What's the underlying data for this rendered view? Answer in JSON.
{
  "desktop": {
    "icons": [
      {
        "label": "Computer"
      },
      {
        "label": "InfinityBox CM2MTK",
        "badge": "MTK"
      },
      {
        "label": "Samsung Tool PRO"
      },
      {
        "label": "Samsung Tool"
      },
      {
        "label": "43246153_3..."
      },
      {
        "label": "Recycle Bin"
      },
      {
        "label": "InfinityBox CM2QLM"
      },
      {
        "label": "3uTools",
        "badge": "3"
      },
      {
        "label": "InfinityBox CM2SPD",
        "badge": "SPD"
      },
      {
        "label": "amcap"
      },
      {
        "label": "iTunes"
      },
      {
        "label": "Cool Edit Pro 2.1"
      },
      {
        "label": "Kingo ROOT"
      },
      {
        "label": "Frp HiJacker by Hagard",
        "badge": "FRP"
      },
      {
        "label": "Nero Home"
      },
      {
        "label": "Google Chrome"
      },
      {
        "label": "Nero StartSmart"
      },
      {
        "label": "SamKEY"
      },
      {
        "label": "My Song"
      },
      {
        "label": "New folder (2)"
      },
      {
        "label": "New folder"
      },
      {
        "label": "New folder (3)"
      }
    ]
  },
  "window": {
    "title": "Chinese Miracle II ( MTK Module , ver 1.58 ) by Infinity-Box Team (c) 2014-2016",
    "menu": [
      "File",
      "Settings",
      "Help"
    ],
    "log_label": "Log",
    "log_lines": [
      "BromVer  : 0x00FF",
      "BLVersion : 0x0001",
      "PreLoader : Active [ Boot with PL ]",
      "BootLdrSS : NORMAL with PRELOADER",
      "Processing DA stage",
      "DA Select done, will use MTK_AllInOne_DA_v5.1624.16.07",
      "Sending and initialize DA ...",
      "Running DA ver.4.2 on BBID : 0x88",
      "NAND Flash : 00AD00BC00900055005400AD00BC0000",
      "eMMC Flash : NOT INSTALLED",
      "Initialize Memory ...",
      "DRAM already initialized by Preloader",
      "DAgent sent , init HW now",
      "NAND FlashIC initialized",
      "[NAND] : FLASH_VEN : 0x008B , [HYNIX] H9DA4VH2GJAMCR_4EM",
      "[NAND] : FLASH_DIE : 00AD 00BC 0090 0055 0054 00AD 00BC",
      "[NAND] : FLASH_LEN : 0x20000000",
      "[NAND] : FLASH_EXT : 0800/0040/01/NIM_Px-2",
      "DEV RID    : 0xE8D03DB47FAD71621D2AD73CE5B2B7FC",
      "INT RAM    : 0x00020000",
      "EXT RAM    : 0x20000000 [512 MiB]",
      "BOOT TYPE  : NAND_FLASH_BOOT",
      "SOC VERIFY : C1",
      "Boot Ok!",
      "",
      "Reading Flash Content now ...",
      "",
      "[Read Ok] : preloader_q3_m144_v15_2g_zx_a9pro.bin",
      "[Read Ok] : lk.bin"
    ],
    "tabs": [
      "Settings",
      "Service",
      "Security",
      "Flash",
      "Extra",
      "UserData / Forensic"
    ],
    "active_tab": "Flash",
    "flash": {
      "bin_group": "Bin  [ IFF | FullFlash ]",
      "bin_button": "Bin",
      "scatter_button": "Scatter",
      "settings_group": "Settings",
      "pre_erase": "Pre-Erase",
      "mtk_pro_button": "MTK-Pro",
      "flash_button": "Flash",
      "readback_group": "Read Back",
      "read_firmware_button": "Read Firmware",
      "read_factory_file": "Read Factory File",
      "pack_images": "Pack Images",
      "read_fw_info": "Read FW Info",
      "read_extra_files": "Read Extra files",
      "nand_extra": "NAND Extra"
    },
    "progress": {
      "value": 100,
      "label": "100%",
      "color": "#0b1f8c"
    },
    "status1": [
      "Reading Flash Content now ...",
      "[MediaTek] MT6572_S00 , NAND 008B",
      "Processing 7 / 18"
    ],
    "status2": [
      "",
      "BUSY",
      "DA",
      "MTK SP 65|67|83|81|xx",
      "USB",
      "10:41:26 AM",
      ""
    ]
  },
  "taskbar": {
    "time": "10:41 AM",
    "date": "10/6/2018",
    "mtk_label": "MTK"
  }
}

━━━━━━━━━━━━━━━━━━━━━━━━━━━━━━

**Task goal**
Print the records once more, exactly as they were given.

**Solution for this task**
What's the underlying data for this rendered view? Answer in JSON.
{
  "desktop": {
    "icons": [
      {
        "label": "Computer"
      },
      {
        "label": "InfinityBox CM2MTK",
        "badge": "MTK"
      },
      {
        "label": "Samsung Tool PRO"
      },
      {
        "label": "Samsung Tool"
      },
      {
        "label": "43246153_3..."
      },
      {
        "label": "Recycle Bin"
      },
      {
        "label": "InfinityBox CM2QLM"
      },
      {
        "label": "3uTools",
        "badge": "3"
      },
      {
        "label": "InfinityBox CM2SPD",
        "badge": "SPD"
      },
      {
        "label": "amcap"
      },
      {
        "label": "iTunes"
      },
      {
        "label": "Cool Edit Pro 2.1"
      },
      {
        "label": "Kingo ROOT"
      },
      {
        "label": "Frp HiJacker by Hagard",
        "badge": "FRP"
      },
      {
        "label": "Nero Home"
      },
      {
        "label": "Google Chrome"
      },
      {
        "label": "Nero StartSmart"
      },
      {
        "label": "SamKEY"
      },
      {
        "label": "My Song"
      },
      {
        "label": "New folder (2)"
      },
      {
        "label": "New folder"
      },
      {
        "label": "New folder (3)"
      }
    ]
  },
  "window": {
    "title": "Chinese Miracle II ( MTK Module , ver 1.58 ) by Infinity-Box Team (c) 2014-2016",
    "menu": [
      "File",
      "Settings",
      "Help"
    ],
    "log_label": "Log",
    "log_lines": [
      "BromVer  : 0x00FF",
      "BLVersion : 0x0001",
      "PreLoader : Active [ Boot with PL ]",
      "BootLdrSS : NORMAL with PRELOADER",
      "Processing DA stage",
      "DA Select done, will use MTK_AllInOne_DA_v5.1624.16.07",
      "Sending and initialize DA ...",
      "Running DA ver.4.2 on BBID : 0x88",
      "NAND Flash : 00AD00BC00900055005400AD00BC0000",
      "eMMC Flash : NOT INSTALLED",
      "Initialize Memory ...",
      "DRAM already initialized by Preloader",
      "DAgent sent , init HW now",
      "NAND FlashIC initialized",
      "[NAND] : FLASH_VEN : 0x008B , [HYNIX] H9DA4VH2GJAMCR_4EM",
      "[NAND] : FLASH_DIE : 00AD 00BC 0090 0055 0054 00AD 00BC",
      "[NAND] : FLASH_LEN : 0x20000000",
      "[NAND] : FLASH_EXT : 0800/0040/01/NIM_Px-2",
      "DEV RID    : 0xE8D03DB47FAD71621D2AD73CE5B2B7FC",
      "INT RAM    : 0x00020000",
      "EXT RAM    : 0x20000000 [512 MiB]",
      "BOOT TYPE  : NAND_FLASH_BOOT",
      "SOC VERIFY : C1",
      "Boot Ok!",
      "",
      "Reading Flash Content now ...",
      "",
      "[Read Ok] : preloader_q3_m144_v15_2g_zx_a9pro.bin",
      "[Read Ok] : lk.bin"
    ],
    "tabs": [
      "Settings",
      "Service",
      "Security",
      "Flash",
      "Extra",
      "UserData / Forensic"
    ],
    "active_tab": "Flash",
    "flash": {
      "bin_group": "Bin  [ IFF | FullFlash ]",
      "bin_button": "Bin",
      "scatter_button": "Scatter",
      "settings_group": "Settings",
      "pre_erase": "Pre-Erase",
      "mtk_pro_button": "MTK-Pro",
      "flash_button": "Flash",
      "readback_group": "Read Back",
      "read_firmware_button": "Read Firmware",
      "read_factory_file": "Read Factory File",
      "pack_images": "Pack Images",
      "read_fw_info": "Read FW Info",
      "read_extra_files": "Read Extra files",
      "nand_extra": "NAND Extra"
    },
    "progress": {
      "value": 100,
      "label": "100%",
      "color": "#0b1f8c"
    },
    "status1": [
      "Reading Flash Content now ...",
      "[MediaTek] MT6572_S00 , NAND 008B",
      "Processing 7 / 18"
    ],
    "status2": [
      "",
      "BUSY",
      "DA",
      "MTK SP 65|67|83|81|xx",
      "USB",
      "10:41:26 AM",
      ""
    ]
  },
  "taskbar": {
    "time": "10:41 AM",
    "date": "10/6/2018",
    "mtk_label": "MTK"
  }
}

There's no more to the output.